WORK ORDER —
In the data, find the word "signaling" and copy out every line that has it.

RECORDS FOR THE EXERCISE —
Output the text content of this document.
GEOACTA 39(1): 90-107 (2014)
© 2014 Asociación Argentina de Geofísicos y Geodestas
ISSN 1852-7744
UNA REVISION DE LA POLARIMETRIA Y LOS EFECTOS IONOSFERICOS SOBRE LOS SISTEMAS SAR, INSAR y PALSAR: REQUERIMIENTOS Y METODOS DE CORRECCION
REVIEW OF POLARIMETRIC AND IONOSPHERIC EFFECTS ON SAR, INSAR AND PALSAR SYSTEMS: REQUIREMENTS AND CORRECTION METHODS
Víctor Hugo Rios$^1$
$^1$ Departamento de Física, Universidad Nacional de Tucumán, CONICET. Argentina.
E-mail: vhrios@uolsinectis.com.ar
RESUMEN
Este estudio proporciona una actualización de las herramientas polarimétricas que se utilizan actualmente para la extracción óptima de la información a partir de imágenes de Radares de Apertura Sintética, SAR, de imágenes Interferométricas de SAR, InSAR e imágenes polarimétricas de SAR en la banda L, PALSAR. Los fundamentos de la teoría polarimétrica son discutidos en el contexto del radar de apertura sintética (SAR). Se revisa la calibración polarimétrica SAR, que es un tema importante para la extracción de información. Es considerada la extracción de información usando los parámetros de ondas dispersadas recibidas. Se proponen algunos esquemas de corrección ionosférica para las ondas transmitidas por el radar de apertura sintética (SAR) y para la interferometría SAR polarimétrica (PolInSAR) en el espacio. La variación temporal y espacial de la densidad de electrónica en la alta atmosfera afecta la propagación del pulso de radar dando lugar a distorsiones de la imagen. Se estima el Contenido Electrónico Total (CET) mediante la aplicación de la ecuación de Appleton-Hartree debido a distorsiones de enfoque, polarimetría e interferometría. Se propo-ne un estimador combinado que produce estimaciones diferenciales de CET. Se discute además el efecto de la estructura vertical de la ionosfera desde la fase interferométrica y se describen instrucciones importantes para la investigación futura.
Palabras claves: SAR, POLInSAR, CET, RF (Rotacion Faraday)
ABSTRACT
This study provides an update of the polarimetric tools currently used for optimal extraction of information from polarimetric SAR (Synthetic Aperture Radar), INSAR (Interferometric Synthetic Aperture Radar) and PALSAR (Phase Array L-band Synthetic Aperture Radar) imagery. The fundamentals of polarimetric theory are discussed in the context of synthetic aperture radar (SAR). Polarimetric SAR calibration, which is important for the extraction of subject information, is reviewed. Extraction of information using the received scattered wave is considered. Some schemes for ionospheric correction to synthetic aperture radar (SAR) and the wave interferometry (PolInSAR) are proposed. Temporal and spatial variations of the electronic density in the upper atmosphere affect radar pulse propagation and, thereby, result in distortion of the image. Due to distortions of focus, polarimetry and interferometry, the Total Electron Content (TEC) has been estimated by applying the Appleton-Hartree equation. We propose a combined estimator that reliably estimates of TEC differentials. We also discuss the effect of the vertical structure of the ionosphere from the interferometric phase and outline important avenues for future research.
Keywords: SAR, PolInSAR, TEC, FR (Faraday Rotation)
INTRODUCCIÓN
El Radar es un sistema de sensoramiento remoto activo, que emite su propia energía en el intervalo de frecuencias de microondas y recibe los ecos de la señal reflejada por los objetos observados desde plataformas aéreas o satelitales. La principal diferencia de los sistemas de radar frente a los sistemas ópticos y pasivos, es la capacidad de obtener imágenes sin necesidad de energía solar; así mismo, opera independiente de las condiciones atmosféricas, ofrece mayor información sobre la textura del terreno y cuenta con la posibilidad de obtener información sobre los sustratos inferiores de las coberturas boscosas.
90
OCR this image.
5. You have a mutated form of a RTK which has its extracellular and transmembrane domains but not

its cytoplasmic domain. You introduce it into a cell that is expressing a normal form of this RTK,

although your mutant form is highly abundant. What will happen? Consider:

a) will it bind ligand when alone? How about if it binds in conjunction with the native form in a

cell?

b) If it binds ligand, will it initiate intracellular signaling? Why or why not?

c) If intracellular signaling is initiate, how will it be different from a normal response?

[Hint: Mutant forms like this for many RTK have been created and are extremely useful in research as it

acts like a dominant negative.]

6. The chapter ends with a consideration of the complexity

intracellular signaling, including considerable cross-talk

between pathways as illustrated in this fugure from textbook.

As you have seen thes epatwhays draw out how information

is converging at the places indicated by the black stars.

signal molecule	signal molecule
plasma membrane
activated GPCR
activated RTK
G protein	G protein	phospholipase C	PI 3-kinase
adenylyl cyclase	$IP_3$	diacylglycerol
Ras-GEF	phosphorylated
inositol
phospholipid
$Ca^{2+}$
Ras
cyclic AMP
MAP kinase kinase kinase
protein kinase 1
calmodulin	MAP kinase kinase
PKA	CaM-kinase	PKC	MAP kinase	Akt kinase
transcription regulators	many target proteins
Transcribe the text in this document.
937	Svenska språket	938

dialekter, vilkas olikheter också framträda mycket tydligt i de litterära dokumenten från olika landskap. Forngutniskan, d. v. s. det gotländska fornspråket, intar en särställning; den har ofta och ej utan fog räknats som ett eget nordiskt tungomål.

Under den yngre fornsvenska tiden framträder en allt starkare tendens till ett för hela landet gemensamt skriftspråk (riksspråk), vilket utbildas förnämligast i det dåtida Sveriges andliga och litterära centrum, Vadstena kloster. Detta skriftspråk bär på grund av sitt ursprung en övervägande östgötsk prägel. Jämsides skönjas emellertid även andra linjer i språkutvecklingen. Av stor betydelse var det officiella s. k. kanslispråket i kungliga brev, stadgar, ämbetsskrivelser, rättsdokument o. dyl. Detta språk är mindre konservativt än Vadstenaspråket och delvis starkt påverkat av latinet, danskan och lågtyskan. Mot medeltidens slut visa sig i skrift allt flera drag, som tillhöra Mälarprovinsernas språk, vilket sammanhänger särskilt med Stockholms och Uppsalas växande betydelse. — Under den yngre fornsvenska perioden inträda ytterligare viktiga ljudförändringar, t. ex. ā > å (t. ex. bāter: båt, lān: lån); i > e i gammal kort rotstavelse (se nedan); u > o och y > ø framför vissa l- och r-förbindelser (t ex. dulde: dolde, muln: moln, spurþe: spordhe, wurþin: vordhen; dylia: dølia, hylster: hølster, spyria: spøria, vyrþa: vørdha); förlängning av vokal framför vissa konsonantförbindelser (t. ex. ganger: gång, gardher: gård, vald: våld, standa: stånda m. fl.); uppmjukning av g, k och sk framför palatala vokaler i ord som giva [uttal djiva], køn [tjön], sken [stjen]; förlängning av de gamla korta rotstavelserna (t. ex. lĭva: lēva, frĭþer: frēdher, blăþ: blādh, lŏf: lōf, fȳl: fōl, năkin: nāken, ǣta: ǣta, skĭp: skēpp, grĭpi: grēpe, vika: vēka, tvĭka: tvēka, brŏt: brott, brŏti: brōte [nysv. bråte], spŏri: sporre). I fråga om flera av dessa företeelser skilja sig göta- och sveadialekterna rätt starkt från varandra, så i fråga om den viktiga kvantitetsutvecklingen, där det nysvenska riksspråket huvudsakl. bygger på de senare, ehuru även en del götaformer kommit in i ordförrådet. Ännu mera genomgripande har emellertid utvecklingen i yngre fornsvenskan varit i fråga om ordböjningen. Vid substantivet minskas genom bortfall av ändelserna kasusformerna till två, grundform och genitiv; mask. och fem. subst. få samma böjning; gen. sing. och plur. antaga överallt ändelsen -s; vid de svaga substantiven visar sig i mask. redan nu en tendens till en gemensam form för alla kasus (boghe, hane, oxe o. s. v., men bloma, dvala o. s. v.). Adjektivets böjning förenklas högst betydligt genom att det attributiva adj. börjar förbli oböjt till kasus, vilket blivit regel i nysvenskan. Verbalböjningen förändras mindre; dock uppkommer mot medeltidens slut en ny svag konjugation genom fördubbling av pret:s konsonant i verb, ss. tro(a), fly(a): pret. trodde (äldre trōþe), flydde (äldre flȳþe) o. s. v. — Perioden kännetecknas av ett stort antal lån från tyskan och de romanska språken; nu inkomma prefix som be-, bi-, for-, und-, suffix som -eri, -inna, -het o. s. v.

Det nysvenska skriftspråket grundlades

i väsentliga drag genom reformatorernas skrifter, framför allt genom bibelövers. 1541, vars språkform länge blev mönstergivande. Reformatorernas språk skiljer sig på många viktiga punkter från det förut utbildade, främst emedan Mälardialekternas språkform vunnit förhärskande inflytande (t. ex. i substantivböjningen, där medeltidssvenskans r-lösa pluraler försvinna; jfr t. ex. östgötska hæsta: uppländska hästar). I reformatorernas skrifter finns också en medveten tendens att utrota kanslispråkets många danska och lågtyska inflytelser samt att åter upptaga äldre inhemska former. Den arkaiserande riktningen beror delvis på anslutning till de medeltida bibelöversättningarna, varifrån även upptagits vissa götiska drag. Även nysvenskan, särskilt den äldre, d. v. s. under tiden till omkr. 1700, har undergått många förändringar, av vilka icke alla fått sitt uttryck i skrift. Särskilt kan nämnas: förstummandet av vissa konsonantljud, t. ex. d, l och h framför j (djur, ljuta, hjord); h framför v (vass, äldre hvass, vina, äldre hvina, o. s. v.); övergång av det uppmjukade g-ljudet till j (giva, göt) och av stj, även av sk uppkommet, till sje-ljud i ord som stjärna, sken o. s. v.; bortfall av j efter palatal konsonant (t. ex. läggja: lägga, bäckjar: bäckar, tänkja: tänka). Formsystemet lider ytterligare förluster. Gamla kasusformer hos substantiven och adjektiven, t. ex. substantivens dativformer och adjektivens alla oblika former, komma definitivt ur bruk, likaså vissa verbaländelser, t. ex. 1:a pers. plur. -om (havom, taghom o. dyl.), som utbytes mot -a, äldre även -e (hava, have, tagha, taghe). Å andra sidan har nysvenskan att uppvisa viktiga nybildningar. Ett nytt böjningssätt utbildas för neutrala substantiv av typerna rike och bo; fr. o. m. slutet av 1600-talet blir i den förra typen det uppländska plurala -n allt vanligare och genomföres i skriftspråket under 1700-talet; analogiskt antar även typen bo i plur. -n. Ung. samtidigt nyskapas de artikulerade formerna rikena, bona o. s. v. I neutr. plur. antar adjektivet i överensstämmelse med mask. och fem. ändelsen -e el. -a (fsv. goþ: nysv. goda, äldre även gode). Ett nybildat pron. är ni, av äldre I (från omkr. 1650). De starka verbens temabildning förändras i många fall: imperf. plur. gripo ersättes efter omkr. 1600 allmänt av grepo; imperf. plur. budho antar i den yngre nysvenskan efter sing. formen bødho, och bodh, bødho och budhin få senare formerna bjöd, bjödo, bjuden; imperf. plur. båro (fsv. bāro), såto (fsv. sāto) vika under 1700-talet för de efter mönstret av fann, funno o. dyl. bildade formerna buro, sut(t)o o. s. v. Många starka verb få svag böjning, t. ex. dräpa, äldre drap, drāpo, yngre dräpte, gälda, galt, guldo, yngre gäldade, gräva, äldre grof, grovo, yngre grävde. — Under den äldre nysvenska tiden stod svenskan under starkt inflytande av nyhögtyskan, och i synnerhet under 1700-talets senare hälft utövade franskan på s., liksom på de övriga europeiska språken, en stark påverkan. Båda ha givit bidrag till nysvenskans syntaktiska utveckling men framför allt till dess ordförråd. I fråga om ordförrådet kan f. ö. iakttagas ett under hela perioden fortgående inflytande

OUTPUT OF THE EXERCISE —
b) If it binds ligand, will it initiate intracellular signaling? Why or why not?
c) If intracellular signaling is initiate, how will it be different from a normal response?
intracellular signaling, including considerable cross-talk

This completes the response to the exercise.